▶ **RECORDS SUPPLIED**
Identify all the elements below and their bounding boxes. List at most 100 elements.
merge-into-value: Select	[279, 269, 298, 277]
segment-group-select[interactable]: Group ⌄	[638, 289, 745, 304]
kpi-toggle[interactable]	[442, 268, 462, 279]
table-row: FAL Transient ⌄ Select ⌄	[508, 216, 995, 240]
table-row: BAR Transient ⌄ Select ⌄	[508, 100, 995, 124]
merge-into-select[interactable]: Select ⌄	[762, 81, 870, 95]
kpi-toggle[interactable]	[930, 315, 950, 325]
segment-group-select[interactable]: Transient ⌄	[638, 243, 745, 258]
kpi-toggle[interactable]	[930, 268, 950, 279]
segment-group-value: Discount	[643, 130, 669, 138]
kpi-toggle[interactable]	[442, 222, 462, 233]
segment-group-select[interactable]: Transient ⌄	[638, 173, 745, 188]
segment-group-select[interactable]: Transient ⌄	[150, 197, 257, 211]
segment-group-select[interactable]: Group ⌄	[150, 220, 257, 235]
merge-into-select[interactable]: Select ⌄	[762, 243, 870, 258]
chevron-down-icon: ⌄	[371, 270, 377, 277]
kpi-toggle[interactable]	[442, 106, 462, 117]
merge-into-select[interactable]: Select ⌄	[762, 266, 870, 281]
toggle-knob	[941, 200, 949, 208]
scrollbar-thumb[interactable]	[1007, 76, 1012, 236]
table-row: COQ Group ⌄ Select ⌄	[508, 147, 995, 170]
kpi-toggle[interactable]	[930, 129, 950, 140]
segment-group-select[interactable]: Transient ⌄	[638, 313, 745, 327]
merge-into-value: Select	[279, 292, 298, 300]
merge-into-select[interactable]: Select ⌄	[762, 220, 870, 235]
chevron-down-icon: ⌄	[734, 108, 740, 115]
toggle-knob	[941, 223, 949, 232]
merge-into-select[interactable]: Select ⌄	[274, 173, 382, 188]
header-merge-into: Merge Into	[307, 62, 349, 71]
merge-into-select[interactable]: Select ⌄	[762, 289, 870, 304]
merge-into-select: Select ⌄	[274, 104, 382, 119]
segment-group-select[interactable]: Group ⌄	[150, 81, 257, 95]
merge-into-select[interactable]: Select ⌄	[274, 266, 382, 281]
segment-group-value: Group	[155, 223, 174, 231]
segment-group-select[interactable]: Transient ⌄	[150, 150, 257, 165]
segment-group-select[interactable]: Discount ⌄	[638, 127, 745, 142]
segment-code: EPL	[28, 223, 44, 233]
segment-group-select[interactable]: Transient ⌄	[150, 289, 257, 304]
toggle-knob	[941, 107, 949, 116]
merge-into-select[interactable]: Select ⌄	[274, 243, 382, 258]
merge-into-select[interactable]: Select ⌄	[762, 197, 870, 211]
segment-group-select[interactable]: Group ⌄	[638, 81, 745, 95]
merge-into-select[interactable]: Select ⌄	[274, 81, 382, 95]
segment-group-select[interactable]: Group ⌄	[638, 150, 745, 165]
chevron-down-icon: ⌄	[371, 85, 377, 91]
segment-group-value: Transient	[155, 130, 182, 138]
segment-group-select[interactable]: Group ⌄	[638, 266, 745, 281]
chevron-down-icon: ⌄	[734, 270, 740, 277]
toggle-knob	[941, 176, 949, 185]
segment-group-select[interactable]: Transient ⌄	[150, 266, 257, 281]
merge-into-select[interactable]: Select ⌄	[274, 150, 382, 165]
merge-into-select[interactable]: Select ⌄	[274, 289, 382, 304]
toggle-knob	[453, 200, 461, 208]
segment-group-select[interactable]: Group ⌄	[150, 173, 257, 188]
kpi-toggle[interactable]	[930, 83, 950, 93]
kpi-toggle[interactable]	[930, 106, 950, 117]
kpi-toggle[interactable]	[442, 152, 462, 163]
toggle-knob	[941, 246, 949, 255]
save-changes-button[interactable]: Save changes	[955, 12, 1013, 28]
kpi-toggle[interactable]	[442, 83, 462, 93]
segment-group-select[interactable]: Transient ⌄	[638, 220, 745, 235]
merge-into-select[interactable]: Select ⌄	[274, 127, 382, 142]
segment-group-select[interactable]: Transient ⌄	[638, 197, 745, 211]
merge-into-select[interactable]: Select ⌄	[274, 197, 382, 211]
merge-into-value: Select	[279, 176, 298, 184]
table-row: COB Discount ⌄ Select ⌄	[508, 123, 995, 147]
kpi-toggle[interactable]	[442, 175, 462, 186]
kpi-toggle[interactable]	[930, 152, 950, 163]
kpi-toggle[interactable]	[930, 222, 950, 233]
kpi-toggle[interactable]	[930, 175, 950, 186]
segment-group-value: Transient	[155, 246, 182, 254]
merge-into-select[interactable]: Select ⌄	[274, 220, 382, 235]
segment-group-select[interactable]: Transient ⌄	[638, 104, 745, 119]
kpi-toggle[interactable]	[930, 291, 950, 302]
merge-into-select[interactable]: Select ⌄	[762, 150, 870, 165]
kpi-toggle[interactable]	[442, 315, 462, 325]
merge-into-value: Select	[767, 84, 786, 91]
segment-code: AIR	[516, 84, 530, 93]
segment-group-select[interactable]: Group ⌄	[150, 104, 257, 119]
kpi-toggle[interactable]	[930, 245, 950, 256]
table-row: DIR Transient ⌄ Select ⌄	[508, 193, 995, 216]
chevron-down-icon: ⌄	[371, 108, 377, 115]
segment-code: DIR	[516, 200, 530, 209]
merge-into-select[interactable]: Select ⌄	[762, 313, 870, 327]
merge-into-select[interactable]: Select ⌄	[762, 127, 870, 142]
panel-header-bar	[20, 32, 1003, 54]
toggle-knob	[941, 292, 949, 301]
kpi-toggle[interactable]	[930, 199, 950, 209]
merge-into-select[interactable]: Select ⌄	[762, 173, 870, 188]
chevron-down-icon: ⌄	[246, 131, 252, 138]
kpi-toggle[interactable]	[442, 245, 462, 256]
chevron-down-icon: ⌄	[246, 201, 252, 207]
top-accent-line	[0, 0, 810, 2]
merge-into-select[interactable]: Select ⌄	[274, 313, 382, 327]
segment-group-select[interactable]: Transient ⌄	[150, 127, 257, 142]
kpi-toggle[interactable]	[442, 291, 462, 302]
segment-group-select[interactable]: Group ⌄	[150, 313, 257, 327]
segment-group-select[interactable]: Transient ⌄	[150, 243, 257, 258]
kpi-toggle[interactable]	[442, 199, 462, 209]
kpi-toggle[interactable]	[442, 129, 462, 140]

▶ **WHAT THE EXERCISE ASKS**
Please recast every line of the listing above as a Markdown table with two columns, Row and Line. Give each line its row number and leave out any blank lines.

▶ **CORRECT RESULT**
| Row | Line |
|---|---|
| 1 | Identify all the elements below and their bounding boxes. List at most 100 elements. |
| 2 | merge-into-value: Select	[279, 269, 298, 277] |
| 3 | segment-group-select[interactable]: Group ⌄	[638, 289, 745, 304] |
| 4 | kpi-toggle[interactable]	[442, 268, 462, 279] |
| 5 | table-row: FAL Transient ⌄ Select ⌄	[508, 216, 995, 240] |
| 6 | table-row: BAR Transient ⌄ Select ⌄	[508, 100, 995, 124] |
| 7 | merge-into-select[interactable]: Select ⌄	[762, 81, 870, 95] |
| 8 | kpi-toggle[interactable]	[930, 315, 950, 325] |
| 9 | segment-group-select[interactable]: Transient ⌄	[638, 243, 745, 258] |
| 10 | kpi-toggle[interactable]	[930, 268, 950, 279] |
| 11 | segment-group-value: Discount	[643, 130, 669, 138] |
| 12 | kpi-toggle[interactable]	[442, 222, 462, 233] |
| 13 | segment-group-select[interactable]: Transient ⌄	[638, 173, 745, 188] |
| 14 | segment-group-select[interactable]: Transient ⌄	[150, 197, 257, 211] |
| 15 | segment-group-select[interactable]: Group ⌄	[150, 220, 257, 235] |
| 16 | merge-into-select[interactable]: Select ⌄	[762, 243, 870, 258] |
| 17 | chevron-down-icon: ⌄	[371, 270, 377, 277] |
| 18 | kpi-toggle[interactable]	[442, 106, 462, 117] |
| 19 | merge-into-select[interactable]: Select ⌄	[762, 266, 870, 281] |
| 20 | toggle-knob	[941, 200, 949, 208] |
| 21 | scrollbar-thumb[interactable]	[1007, 76, 1012, 236] |
| 22 | table-row: COQ Group ⌄ Select ⌄	[508, 147, 995, 170] |
| 23 | kpi-toggle[interactable]	[930, 129, 950, 140] |
| 24 | segment-group-select[interactable]: Transient ⌄	[638, 313, 745, 327] |
| 25 | merge-into-value: Select	[279, 292, 298, 300] |
| 26 | merge-into-select[interactable]: Select ⌄	[762, 220, 870, 235] |
| 27 | chevron-down-icon: ⌄	[734, 108, 740, 115] |
| 28 | toggle-knob	[941, 223, 949, 232] |
| 29 | merge-into-select[interactable]: Select ⌄	[274, 173, 382, 188] |
| 30 | header-merge-into: Merge Into	[307, 62, 349, 71] |
| 31 | merge-into-select[interactable]: Select ⌄	[762, 289, 870, 304] |
| 32 | merge-into-select: Select ⌄	[274, 104, 382, 119] |
| 33 | segment-group-select[interactable]: Group ⌄	[150, 81, 257, 95] |
| 34 | merge-into-select[interactable]: Select ⌄	[274, 266, 382, 281] |
| 35 | segment-group-value: Group	[155, 223, 174, 231] |
| 36 | segment-group-select[interactable]: Transient ⌄	[150, 150, 257, 165] |
| 37 | segment-group-select[interactable]: Discount ⌄	[638, 127, 745, 142] |
| 38 | segment-code: EPL	[28, 223, 44, 233] |
| 39 | segment-group-select[interactable]: Transient ⌄	[150, 289, 257, 304] |
| 40 | toggle-knob	[941, 107, 949, 116] |
| 41 | merge-into-select[interactable]: Select ⌄	[274, 243, 382, 258] |
| 42 | merge-into-select[interactable]: Select ⌄	[762, 197, 870, 211] |
| 43 | segment-group-select[interactable]: Group ⌄	[638, 81, 745, 95] |
| 44 | merge-into-select[interactable]: Select ⌄	[274, 81, 382, 95] |
| 45 | segment-group-select[interactable]: Group ⌄	[638, 150, 745, 165] |
| 46 | chevron-down-icon: ⌄	[371, 85, 377, 91] |
| 47 | segment-group-value: Transient	[155, 130, 182, 138] |
| 48 | segment-group-select[interactable]: Group ⌄	[638, 266, 745, 281] |
| 49 | chevron-down-icon: ⌄	[734, 270, 740, 277] |
| 50 | toggle-knob	[941, 176, 949, 185] |
| 51 | segment-group-select[interactable]: Transient ⌄	[150, 266, 257, 281] |
| 52 | merge-into-select[interactable]: Select ⌄	[274, 150, 382, 165] |
| 53 | merge-into-select[interactable]: Select ⌄	[274, 289, 382, 304] |
| 54 | toggle-knob	[453, 200, 461, 208] |
| 55 | segment-group-select[interactable]: Group ⌄	[150, 173, 257, 188] |
| 56 | kpi-toggle[interactable]	[930, 83, 950, 93] |
| 57 | kpi-toggle[interactable]	[930, 106, 950, 117] |
| 58 | kpi-toggle[interactable]	[442, 152, 462, 163] |
| 59 | toggle-knob	[941, 246, 949, 255] |
| 60 | save-changes-button[interactable]: Save changes	[955, 12, 1013, 28] |
| 61 | kpi-toggle[interactable]	[442, 83, 462, 93] |
| 62 | segment-group-select[interactable]: Transient ⌄	[638, 220, 745, 235] |
| 63 | merge-into-select[interactable]: Select ⌄	[274, 127, 382, 142] |
| 64 | segment-group-select[interactable]: Transient ⌄	[638, 197, 745, 211] |
| 65 | merge-into-select[interactable]: Select ⌄	[274, 197, 382, 211] |
| 66 | merge-into-value: Select	[279, 176, 298, 184] |
| 67 | table-row: COB Discount ⌄ Select ⌄	[508, 123, 995, 147] |
| 68 | kpi-toggle[interactable]	[442, 175, 462, 186] |
| 69 | kpi-toggle[interactable]	[930, 152, 950, 163] |
| 70 | kpi-toggle[interactable]	[930, 222, 950, 233] |
| 71 | kpi-toggle[interactable]	[930, 175, 950, 186] |
| 72 | segment-group-value: Transient	[155, 246, 182, 254] |
| 73 | merge-into-select[interactable]: Select ⌄	[274, 220, 382, 235] |
| 74 | segment-group-select[interactable]: Transient ⌄	[638, 104, 745, 119] |
| 75 | kpi-toggle[interactable]	[930, 291, 950, 302] |
| 76 | merge-into-select[interactable]: Select ⌄	[762, 150, 870, 165] |
| 77 | kpi-toggle[interactable]	[442, 315, 462, 325] |
| 78 | merge-into-value: Select	[767, 84, 786, 91] |
| 79 | segment-code: AIR	[516, 84, 530, 93] |
| 80 | segment-group-select[interactable]: Group ⌄	[150, 104, 257, 119] |
| 81 | kpi-toggle[interactable]	[930, 245, 950, 256] |
| 82 | table-row: DIR Transient ⌄ Select ⌄	[508, 193, 995, 216] |
| 83 | chevron-down-icon: ⌄	[371, 108, 377, 115] |
| 84 | segment-code: DIR	[516, 200, 530, 209] |
| 85 | merge-into-select[interactable]: Select ⌄	[762, 313, 870, 327] |
| 86 | merge-into-select[interactable]: Select ⌄	[762, 127, 870, 142] |
| 87 | panel-header-bar	[20, 32, 1003, 54] |
| 88 | toggle-knob	[941, 292, 949, 301] |
| 89 | kpi-toggle[interactable]	[930, 199, 950, 209] |
| 90 | merge-into-select[interactable]: Select ⌄	[762, 173, 870, 188] |
| 91 | chevron-down-icon: ⌄	[246, 131, 252, 138] |
| 92 | kpi-toggle[interactable]	[442, 245, 462, 256] |
| 93 | chevron-down-icon: ⌄	[246, 201, 252, 207] |
| 94 | top-accent-line	[0, 0, 810, 2] |
| 95 | merge-into-select[interactable]: Select ⌄	[274, 313, 382, 327] |
| 96 | segment-group-select[interactable]: Transient ⌄	[150, 127, 257, 142] |
| 97 | kpi-toggle[interactable]	[442, 291, 462, 302] |
| 98 | segment-group-select[interactable]: Group ⌄	[150, 313, 257, 327] |
| 99 | segment-group-select[interactable]: Transient ⌄	[150, 243, 257, 258] |
| 100 | kpi-toggle[interactable]	[442, 199, 462, 209] |
| 101 | kpi-toggle[interactable]	[442, 129, 462, 140] |